◆ Written instruction
Extract every entry word for word. Skip the pictures.

-- Start --

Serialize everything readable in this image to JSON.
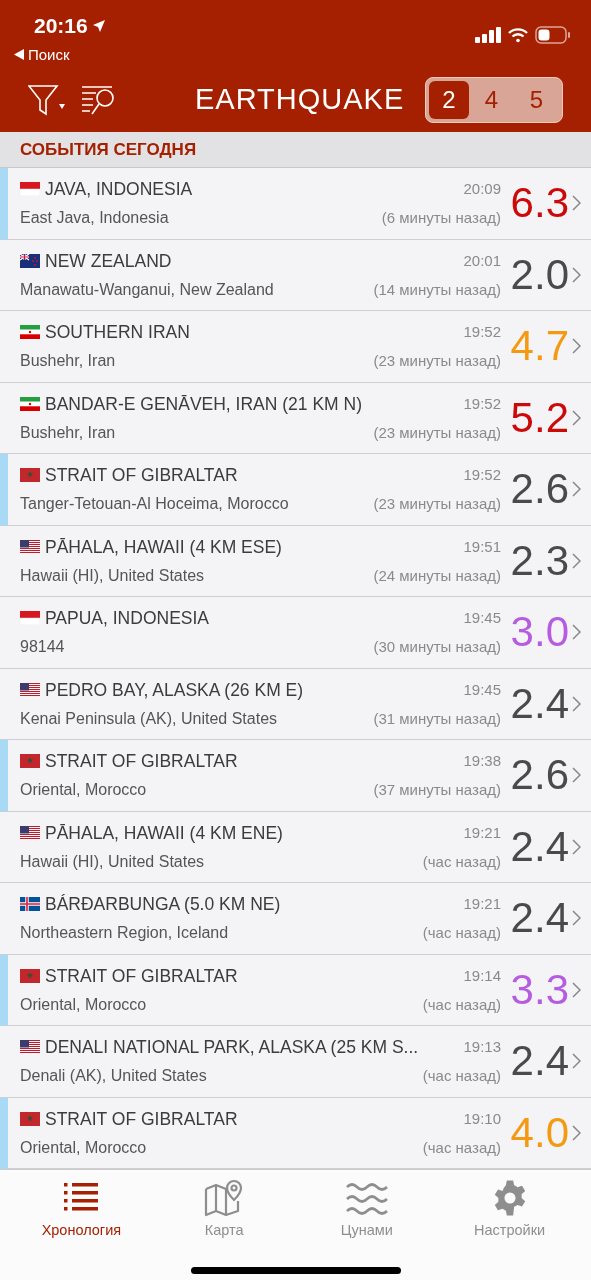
{
  "status_bar": {
    "time": "20:16",
    "back_label": "Поиск"
  },
  "header": {
    "title": "EARTHQUAKE",
    "magnitude_filter": [
      {
        "label": "2",
        "selected": true
      },
      {
        "label": "4",
        "selected": false
      },
      {
        "label": "5",
        "selected": false
      }
    ]
  },
  "section_title": "СОБЫТИЯ СЕГОДНЯ",
  "events": [
    {
      "kind": "id",
      "place": "JAVA, INDONESIA",
      "region": "East Java, Indonesia",
      "time": "20:09",
      "ago": "(6 минуты назад)",
      "magnitude": "6.3",
      "color": "#cc0a0a",
      "marked": true
    },
    {
      "kind": "nz",
      "place": "NEW ZEALAND",
      "region": "Manawatu-Wanganui, New Zealand",
      "time": "20:01",
      "ago": "(14 минуты назад)",
      "magnitude": "2.0",
      "color": "#4a4a4a",
      "marked": false
    },
    {
      "kind": "ir",
      "place": "SOUTHERN IRAN",
      "region": "Bushehr, Iran",
      "time": "19:52",
      "ago": "(23 минуты назад)",
      "magnitude": "4.7",
      "color": "#f39a12",
      "marked": false
    },
    {
      "kind": "ir",
      "place": "BANDAR-E GENĀVEH, IRAN (21 KM N)",
      "region": "Bushehr, Iran",
      "time": "19:52",
      "ago": "(23 минуты назад)",
      "magnitude": "5.2",
      "color": "#cc0a0a",
      "marked": false
    },
    {
      "kind": "ma",
      "place": "STRAIT OF GIBRALTAR",
      "region": "Tanger-Tetouan-Al Hoceima, Morocco",
      "time": "19:52",
      "ago": "(23 минуты назад)",
      "magnitude": "2.6",
      "color": "#4a4a4a",
      "marked": true
    },
    {
      "kind": "us",
      "place": "PĀHALA, HAWAII (4 KM ESE)",
      "region": "Hawaii (HI), United States",
      "time": "19:51",
      "ago": "(24 минуты назад)",
      "magnitude": "2.3",
      "color": "#4a4a4a",
      "marked": false
    },
    {
      "kind": "id",
      "place": "PAPUA, INDONESIA",
      "region": "98144",
      "time": "19:45",
      "ago": "(30 минуты назад)",
      "magnitude": "3.0",
      "color": "#b65ce0",
      "marked": false
    },
    {
      "kind": "us",
      "place": "PEDRO BAY, ALASKA (26 KM E)",
      "region": "Kenai Peninsula (AK), United States",
      "time": "19:45",
      "ago": "(31 минуты назад)",
      "magnitude": "2.4",
      "color": "#4a4a4a",
      "marked": false
    },
    {
      "kind": "ma",
      "place": "STRAIT OF GIBRALTAR",
      "region": "Oriental, Morocco",
      "time": "19:38",
      "ago": "(37 минуты назад)",
      "magnitude": "2.6",
      "color": "#4a4a4a",
      "marked": true
    },
    {
      "kind": "us",
      "place": "PĀHALA, HAWAII (4 KM ENE)",
      "region": "Hawaii (HI), United States",
      "time": "19:21",
      "ago": "(час назад)",
      "magnitude": "2.4",
      "color": "#4a4a4a",
      "marked": false
    },
    {
      "kind": "is",
      "place": "BÁRÐARBUNGA (5.0 KM NE)",
      "region": "Northeastern Region, Iceland",
      "time": "19:21",
      "ago": "(час назад)",
      "magnitude": "2.4",
      "color": "#4a4a4a",
      "marked": false
    },
    {
      "kind": "ma",
      "place": "STRAIT OF GIBRALTAR",
      "region": "Oriental, Morocco",
      "time": "19:14",
      "ago": "(час назад)",
      "magnitude": "3.3",
      "color": "#b65ce0",
      "marked": true
    },
    {
      "kind": "us",
      "place": "DENALI NATIONAL PARK, ALASKA (25 KM S...",
      "region": "Denali (AK), United States",
      "time": "19:13",
      "ago": "(час назад)",
      "magnitude": "2.4",
      "color": "#4a4a4a",
      "marked": false
    },
    {
      "kind": "ma",
      "place": "STRAIT OF GIBRALTAR",
      "region": "Oriental, Morocco",
      "time": "19:10",
      "ago": "(час назад)",
      "magnitude": "4.0",
      "color": "#f39a12",
      "marked": true
    }
  ],
  "tab_bar": [
    {
      "kind": "list",
      "label": "Хронология",
      "selected": true
    },
    {
      "kind": "map",
      "label": "Карта",
      "selected": false
    },
    {
      "kind": "waves",
      "label": "Цунами",
      "selected": false
    },
    {
      "kind": "gear",
      "label": "Настройки",
      "selected": false
    }
  ]
}
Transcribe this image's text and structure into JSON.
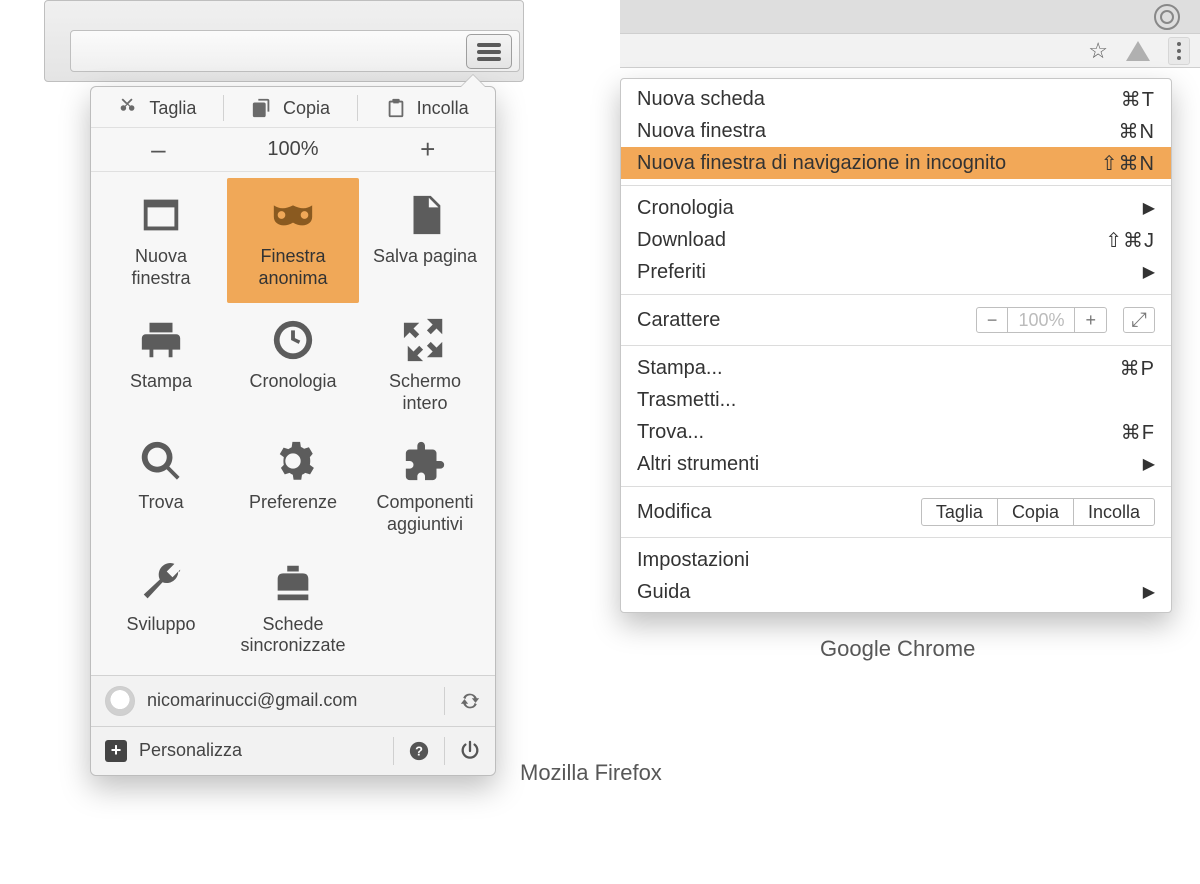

-- End --

◆ Output below
Serialize everything readable in this image to JSON.
{
  "status_bar": {
    "time": "20:16",
    "back_label": "Поиск"
  },
  "header": {
    "title": "EARTHQUAKE",
    "magnitude_filter": [
      {
        "label": "2",
        "selected": true
      },
      {
        "label": "4",
        "selected": false
      },
      {
        "label": "5",
        "selected": false
      }
    ]
  },
  "section_title": "СОБЫТИЯ СЕГОДНЯ",
  "events": [
    {
      "kind": "id",
      "place": "JAVA, INDONESIA",
      "region": "East Java, Indonesia",
      "time": "20:09",
      "ago": "(6 минуты назад)",
      "magnitude": "6.3",
      "color": "#cc0a0a",
      "marked": true
    },
    {
      "kind": "nz",
      "place": "NEW ZEALAND",
      "region": "Manawatu-Wanganui, New Zealand",
      "time": "20:01",
      "ago": "(14 минуты назад)",
      "magnitude": "2.0",
      "color": "#4a4a4a",
      "marked": false
    },
    {
      "kind": "ir",
      "place": "SOUTHERN IRAN",
      "region": "Bushehr, Iran",
      "time": "19:52",
      "ago": "(23 минуты назад)",
      "magnitude": "4.7",
      "color": "#f39a12",
      "marked": false
    },
    {
      "kind": "ir",
      "place": "BANDAR-E GENĀVEH, IRAN (21 KM N)",
      "region": "Bushehr, Iran",
      "time": "19:52",
      "ago": "(23 минуты назад)",
      "magnitude": "5.2",
      "color": "#cc0a0a",
      "marked": false
    },
    {
      "kind": "ma",
      "place": "STRAIT OF GIBRALTAR",
      "region": "Tanger-Tetouan-Al Hoceima, Morocco",
      "time": "19:52",
      "ago": "(23 минуты назад)",
      "magnitude": "2.6",
      "color": "#4a4a4a",
      "marked": true
    },
    {
      "kind": "us",
      "place": "PĀHALA, HAWAII (4 KM ESE)",
      "region": "Hawaii (HI), United States",
      "time": "19:51",
      "ago": "(24 минуты назад)",
      "magnitude": "2.3",
      "color": "#4a4a4a",
      "marked": false
    },
    {
      "kind": "id",
      "place": "PAPUA, INDONESIA",
      "region": "98144",
      "time": "19:45",
      "ago": "(30 минуты назад)",
      "magnitude": "3.0",
      "color": "#b65ce0",
      "marked": false
    },
    {
      "kind": "us",
      "place": "PEDRO BAY, ALASKA (26 KM E)",
      "region": "Kenai Peninsula (AK), United States",
      "time": "19:45",
      "ago": "(31 минуты назад)",
      "magnitude": "2.4",
      "color": "#4a4a4a",
      "marked": false
    },
    {
      "kind": "ma",
      "place": "STRAIT OF GIBRALTAR",
      "region": "Oriental, Morocco",
      "time": "19:38",
      "ago": "(37 минуты назад)",
      "magnitude": "2.6",
      "color": "#4a4a4a",
      "marked": true
    },
    {
      "kind": "us",
      "place": "PĀHALA, HAWAII (4 KM ENE)",
      "region": "Hawaii (HI), United States",
      "time": "19:21",
      "ago": "(час назад)",
      "magnitude": "2.4",
      "color": "#4a4a4a",
      "marked": false
    },
    {
      "kind": "is",
      "place": "BÁRÐARBUNGA (5.0 KM NE)",
      "region": "Northeastern Region, Iceland",
      "time": "19:21",
      "ago": "(час назад)",
      "magnitude": "2.4",
      "color": "#4a4a4a",
      "marked": false
    },
    {
      "kind": "ma",
      "place": "STRAIT OF GIBRALTAR",
      "region": "Oriental, Morocco",
      "time": "19:14",
      "ago": "(час назад)",
      "magnitude": "3.3",
      "color": "#b65ce0",
      "marked": true
    },
    {
      "kind": "us",
      "place": "DENALI NATIONAL PARK, ALASKA (25 KM S...",
      "region": "Denali (AK), United States",
      "time": "19:13",
      "ago": "(час назад)",
      "magnitude": "2.4",
      "color": "#4a4a4a",
      "marked": false
    },
    {
      "kind": "ma",
      "place": "STRAIT OF GIBRALTAR",
      "region": "Oriental, Morocco",
      "time": "19:10",
      "ago": "(час назад)",
      "magnitude": "4.0",
      "color": "#f39a12",
      "marked": true
    }
  ],
  "tab_bar": [
    {
      "kind": "list",
      "label": "Хронология",
      "selected": true
    },
    {
      "kind": "map",
      "label": "Карта",
      "selected": false
    },
    {
      "kind": "waves",
      "label": "Цунами",
      "selected": false
    },
    {
      "kind": "gear",
      "label": "Настройки",
      "selected": false
    }
  ]
}
Transcribe this image's text and structure into JSON.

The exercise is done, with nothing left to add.